---- Material to process

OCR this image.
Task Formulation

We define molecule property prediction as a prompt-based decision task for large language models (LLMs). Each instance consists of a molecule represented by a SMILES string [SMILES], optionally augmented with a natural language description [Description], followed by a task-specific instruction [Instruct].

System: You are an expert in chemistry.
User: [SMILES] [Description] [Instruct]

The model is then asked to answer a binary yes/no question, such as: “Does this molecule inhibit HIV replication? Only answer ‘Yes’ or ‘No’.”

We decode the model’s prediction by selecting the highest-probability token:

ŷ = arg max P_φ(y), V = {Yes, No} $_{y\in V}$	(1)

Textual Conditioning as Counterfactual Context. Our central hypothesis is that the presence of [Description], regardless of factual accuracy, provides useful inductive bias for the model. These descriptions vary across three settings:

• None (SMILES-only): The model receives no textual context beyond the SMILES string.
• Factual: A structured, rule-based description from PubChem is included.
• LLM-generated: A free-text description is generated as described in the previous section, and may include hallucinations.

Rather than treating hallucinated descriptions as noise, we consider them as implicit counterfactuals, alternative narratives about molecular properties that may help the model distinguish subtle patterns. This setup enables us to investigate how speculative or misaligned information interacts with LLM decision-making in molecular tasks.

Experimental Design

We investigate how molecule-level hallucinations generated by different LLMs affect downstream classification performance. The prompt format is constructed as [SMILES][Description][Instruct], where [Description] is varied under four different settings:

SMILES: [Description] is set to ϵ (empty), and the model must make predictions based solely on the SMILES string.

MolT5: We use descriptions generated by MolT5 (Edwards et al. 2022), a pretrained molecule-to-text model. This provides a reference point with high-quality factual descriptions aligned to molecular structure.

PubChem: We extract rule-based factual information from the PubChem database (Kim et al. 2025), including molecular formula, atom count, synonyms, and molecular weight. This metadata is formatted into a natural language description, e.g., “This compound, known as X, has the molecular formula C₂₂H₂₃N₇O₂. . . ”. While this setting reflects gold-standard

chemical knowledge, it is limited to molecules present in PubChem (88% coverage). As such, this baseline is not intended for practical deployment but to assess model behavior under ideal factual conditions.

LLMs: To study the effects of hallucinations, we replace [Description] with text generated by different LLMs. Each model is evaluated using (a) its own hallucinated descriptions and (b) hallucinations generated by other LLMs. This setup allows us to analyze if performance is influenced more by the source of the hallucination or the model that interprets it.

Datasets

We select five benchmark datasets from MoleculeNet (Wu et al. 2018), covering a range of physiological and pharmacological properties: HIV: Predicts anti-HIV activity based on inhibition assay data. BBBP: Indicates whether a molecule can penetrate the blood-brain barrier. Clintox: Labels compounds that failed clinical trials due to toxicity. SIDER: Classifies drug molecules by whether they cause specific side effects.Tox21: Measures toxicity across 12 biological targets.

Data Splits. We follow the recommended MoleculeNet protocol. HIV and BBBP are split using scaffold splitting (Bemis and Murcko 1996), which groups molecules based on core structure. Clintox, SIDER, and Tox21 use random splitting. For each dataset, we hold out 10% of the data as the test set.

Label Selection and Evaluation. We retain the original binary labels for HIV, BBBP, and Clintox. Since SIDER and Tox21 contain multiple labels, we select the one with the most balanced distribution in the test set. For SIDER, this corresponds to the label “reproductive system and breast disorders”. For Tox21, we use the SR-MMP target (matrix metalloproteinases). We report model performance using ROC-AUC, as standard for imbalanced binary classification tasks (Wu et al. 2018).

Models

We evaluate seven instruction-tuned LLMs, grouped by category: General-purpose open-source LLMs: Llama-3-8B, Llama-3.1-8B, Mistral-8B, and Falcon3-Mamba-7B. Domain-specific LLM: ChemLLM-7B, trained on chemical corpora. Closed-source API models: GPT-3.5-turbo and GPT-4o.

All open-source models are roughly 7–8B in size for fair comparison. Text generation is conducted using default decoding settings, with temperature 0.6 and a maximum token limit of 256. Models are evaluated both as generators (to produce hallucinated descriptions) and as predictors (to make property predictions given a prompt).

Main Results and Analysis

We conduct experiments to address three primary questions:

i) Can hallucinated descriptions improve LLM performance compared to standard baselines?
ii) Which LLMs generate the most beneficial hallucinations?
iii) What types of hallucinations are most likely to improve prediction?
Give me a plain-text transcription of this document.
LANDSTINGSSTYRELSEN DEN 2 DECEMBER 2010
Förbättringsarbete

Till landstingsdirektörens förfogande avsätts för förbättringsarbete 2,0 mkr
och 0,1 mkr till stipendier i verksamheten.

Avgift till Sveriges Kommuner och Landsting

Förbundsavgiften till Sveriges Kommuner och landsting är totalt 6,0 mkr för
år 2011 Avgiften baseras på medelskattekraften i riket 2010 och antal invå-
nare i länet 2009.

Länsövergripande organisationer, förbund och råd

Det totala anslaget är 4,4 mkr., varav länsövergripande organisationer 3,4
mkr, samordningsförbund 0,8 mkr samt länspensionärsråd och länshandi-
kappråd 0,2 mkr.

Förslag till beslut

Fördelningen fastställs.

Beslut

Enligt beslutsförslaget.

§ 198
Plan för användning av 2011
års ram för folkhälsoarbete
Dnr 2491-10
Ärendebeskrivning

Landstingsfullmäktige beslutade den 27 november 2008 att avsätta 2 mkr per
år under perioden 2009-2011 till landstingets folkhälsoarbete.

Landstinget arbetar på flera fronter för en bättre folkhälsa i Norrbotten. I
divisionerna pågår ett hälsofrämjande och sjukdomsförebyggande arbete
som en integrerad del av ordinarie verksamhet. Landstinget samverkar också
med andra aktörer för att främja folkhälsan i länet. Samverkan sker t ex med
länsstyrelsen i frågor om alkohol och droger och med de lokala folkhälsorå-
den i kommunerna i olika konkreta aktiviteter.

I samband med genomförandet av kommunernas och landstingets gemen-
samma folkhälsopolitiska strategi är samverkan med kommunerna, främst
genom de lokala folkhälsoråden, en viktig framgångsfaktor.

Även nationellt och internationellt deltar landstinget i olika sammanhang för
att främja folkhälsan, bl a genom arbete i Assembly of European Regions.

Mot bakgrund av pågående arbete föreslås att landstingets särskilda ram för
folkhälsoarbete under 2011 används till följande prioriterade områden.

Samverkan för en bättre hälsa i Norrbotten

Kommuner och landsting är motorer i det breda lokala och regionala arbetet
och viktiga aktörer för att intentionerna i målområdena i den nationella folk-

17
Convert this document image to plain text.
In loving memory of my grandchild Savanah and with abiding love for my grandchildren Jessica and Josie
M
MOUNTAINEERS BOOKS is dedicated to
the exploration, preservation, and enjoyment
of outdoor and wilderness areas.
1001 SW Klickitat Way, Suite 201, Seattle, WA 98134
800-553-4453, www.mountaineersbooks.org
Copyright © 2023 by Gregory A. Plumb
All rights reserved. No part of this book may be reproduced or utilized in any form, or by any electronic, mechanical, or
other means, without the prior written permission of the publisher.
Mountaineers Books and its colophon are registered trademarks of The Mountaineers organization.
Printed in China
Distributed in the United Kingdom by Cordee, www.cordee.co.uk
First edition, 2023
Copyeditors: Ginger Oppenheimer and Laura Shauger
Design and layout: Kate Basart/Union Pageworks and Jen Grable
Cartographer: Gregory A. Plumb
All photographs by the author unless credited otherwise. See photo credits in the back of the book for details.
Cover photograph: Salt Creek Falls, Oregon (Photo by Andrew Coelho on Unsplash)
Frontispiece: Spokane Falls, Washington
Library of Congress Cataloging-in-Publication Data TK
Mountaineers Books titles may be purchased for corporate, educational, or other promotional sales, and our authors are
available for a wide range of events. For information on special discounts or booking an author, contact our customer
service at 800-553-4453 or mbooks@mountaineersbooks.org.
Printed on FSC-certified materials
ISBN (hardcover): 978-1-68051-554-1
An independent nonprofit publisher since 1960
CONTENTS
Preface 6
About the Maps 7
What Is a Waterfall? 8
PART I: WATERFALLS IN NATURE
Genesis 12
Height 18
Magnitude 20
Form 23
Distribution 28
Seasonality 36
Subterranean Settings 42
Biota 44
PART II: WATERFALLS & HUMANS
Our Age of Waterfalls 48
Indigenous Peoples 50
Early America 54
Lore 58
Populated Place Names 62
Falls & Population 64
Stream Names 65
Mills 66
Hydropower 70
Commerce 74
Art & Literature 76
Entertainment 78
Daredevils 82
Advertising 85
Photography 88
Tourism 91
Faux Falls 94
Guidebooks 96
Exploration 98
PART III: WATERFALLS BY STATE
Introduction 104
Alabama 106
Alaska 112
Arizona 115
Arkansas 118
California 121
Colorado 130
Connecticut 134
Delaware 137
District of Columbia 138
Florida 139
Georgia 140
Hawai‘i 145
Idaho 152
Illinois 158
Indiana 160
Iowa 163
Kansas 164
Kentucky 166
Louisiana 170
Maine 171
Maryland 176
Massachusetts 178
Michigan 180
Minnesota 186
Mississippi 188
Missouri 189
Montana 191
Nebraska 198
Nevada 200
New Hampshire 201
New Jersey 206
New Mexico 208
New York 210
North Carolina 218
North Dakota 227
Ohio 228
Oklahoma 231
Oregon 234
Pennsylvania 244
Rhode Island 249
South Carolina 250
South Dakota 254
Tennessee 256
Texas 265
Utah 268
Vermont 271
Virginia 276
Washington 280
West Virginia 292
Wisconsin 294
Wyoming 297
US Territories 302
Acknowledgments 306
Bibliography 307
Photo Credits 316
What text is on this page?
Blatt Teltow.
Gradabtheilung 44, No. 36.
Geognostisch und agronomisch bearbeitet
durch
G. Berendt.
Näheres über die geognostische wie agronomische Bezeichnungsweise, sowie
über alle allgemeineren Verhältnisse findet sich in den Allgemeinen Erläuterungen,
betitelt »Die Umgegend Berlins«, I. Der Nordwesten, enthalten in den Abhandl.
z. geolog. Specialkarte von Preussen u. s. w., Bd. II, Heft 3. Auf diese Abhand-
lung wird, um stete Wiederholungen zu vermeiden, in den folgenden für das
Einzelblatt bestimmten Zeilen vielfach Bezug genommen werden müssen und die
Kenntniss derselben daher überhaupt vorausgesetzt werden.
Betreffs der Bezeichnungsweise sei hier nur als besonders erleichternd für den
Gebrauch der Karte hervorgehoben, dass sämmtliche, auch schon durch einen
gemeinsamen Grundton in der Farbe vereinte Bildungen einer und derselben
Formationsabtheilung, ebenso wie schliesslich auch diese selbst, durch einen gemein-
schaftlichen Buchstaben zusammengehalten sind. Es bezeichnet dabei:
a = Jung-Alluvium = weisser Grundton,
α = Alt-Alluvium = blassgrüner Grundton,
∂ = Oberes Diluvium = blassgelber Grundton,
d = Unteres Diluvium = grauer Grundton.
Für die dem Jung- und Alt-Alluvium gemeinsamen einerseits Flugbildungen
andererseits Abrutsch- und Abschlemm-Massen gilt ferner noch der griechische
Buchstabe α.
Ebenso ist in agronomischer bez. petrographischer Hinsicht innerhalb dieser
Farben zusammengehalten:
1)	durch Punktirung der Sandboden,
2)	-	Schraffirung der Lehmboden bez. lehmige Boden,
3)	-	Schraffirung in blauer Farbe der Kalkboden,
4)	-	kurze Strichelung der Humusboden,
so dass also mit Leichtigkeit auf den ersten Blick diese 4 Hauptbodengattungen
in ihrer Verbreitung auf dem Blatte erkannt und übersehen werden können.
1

--------

-- Task directions --
From the entries above, extract every line where the word "South" appears.

-- Result for this task --
South Carolina 250
South Dakota 254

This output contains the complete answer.